Dataset records
★ ★ ★ ★ ★ ★ ★
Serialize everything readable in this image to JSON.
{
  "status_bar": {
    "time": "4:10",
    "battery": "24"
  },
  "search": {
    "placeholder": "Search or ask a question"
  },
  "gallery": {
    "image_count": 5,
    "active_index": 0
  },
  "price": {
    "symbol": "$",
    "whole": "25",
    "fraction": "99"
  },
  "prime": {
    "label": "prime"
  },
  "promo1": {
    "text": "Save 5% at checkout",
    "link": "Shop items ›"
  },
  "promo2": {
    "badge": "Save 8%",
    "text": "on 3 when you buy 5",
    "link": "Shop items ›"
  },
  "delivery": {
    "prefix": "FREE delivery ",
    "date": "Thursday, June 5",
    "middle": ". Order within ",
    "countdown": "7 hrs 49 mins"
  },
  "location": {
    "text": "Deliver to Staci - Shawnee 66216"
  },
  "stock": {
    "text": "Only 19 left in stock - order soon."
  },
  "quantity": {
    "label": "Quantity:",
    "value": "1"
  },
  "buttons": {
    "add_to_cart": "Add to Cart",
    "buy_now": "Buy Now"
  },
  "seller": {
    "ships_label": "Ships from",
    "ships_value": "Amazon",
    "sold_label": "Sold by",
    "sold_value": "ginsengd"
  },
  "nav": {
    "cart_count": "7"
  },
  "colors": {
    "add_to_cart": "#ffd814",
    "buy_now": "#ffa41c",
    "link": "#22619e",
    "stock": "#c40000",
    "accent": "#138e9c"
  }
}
★ ★ ★ ★ ★ ★ ★
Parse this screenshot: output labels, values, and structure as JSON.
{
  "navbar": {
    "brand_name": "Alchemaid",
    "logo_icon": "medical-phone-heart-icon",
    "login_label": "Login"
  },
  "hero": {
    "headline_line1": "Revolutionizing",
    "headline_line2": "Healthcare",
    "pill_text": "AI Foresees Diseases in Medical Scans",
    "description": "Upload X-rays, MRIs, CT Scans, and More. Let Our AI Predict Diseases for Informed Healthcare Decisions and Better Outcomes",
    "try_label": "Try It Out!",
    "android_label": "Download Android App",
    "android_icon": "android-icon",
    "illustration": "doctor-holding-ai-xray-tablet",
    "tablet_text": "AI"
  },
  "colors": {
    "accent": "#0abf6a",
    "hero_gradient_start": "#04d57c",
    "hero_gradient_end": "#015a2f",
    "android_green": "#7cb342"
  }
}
★ ★ ★ ★ ★ ★ ★
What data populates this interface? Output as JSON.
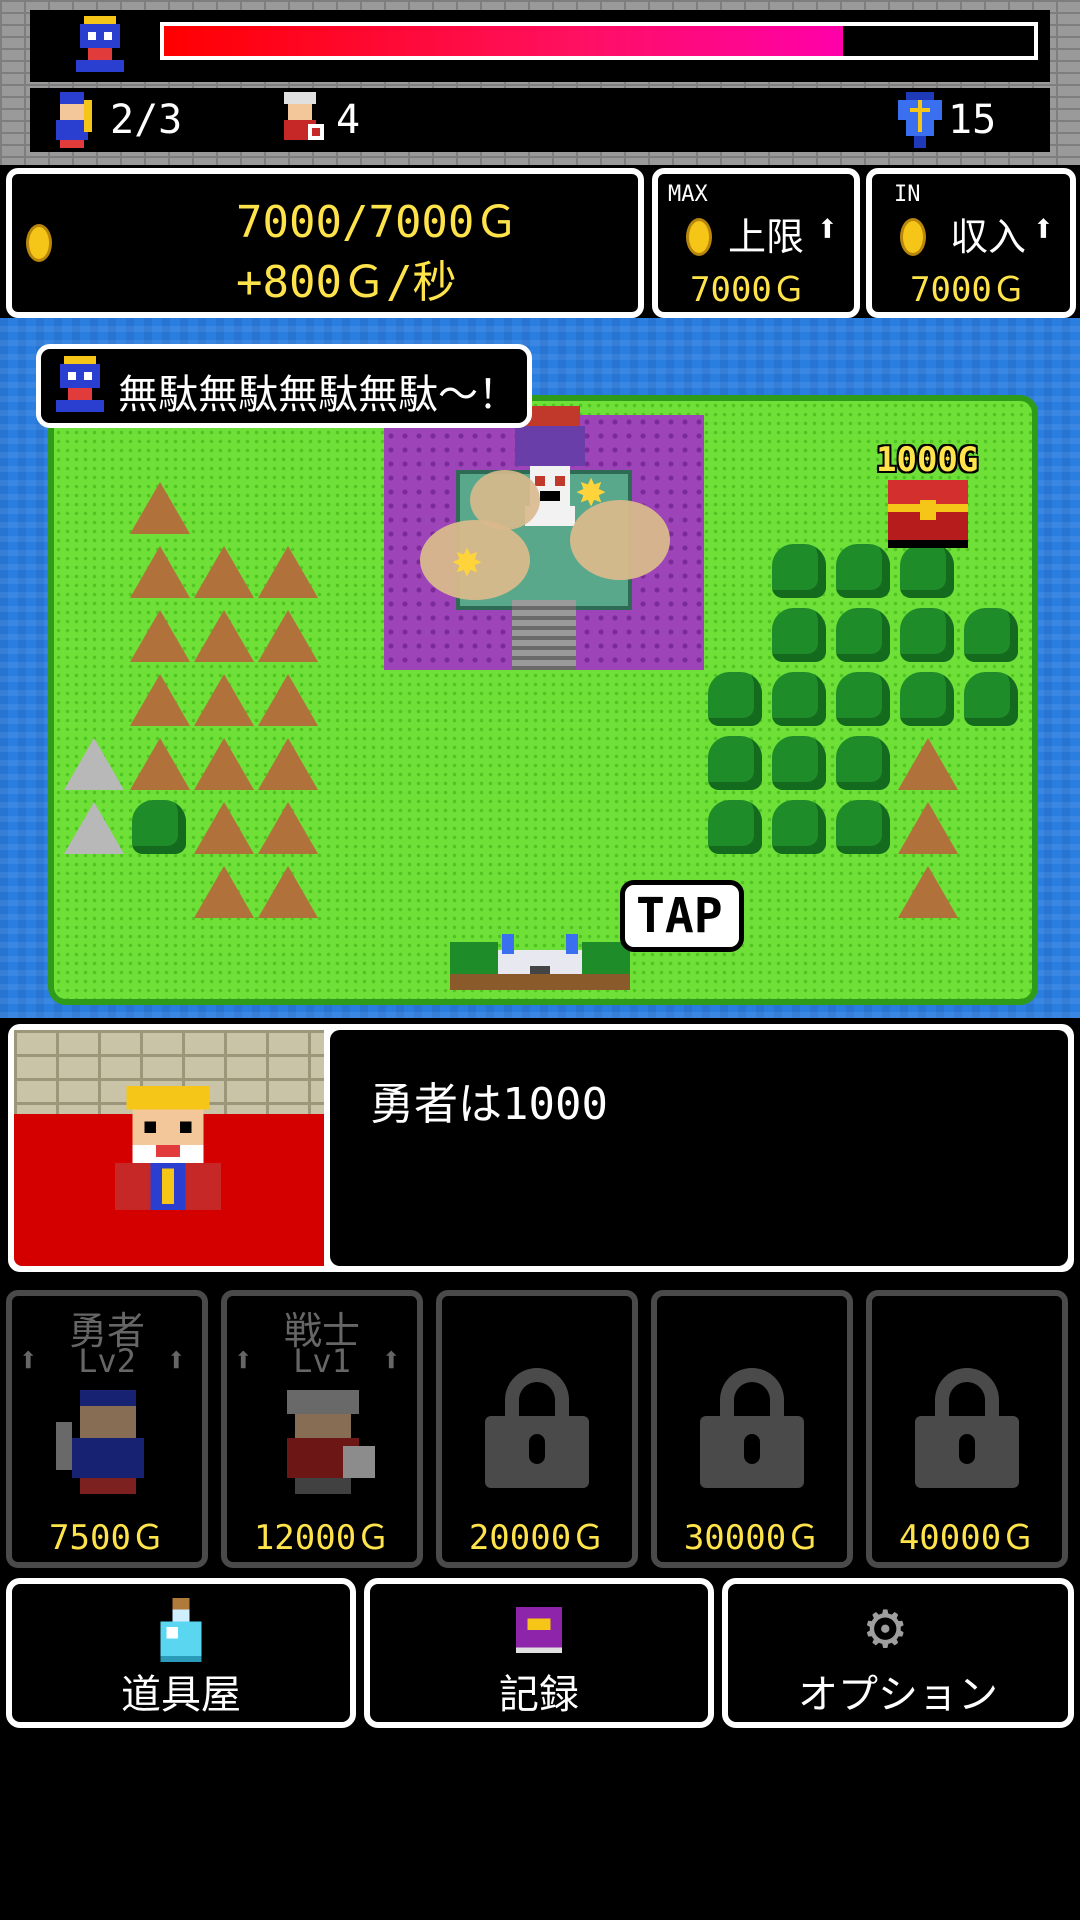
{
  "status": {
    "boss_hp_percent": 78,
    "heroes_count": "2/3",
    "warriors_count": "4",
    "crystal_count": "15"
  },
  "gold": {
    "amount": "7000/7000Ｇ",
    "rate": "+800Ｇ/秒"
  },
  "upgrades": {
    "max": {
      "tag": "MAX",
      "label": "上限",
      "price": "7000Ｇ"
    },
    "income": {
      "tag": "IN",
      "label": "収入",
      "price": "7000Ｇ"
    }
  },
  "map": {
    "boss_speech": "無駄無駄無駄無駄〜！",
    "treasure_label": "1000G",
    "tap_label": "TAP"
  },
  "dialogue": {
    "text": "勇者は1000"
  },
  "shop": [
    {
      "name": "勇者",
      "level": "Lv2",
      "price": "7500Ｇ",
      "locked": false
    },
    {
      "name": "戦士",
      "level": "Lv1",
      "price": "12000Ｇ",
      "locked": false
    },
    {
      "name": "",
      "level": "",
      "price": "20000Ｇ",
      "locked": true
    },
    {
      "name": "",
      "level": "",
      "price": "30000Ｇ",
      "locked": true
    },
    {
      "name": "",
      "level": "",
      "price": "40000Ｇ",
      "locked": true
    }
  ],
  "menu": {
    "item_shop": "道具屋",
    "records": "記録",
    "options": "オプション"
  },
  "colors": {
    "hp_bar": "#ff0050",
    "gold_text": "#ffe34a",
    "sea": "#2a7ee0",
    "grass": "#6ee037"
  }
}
★ ★ ★ ★ ★ ★ ★
▸ **EXERCISE INSTRUCTIONS**: From the material above, gather all lines that include the string "Healthcare" and copy them.

▸ **ANSWER TO THE TASK**:
    "headline_line2": "Healthcare",
    "description": "Upload X-rays, MRIs, CT Scans, and More. Let Our AI Predict Diseases for Informed Healthcare Decisions and Better Outcomes",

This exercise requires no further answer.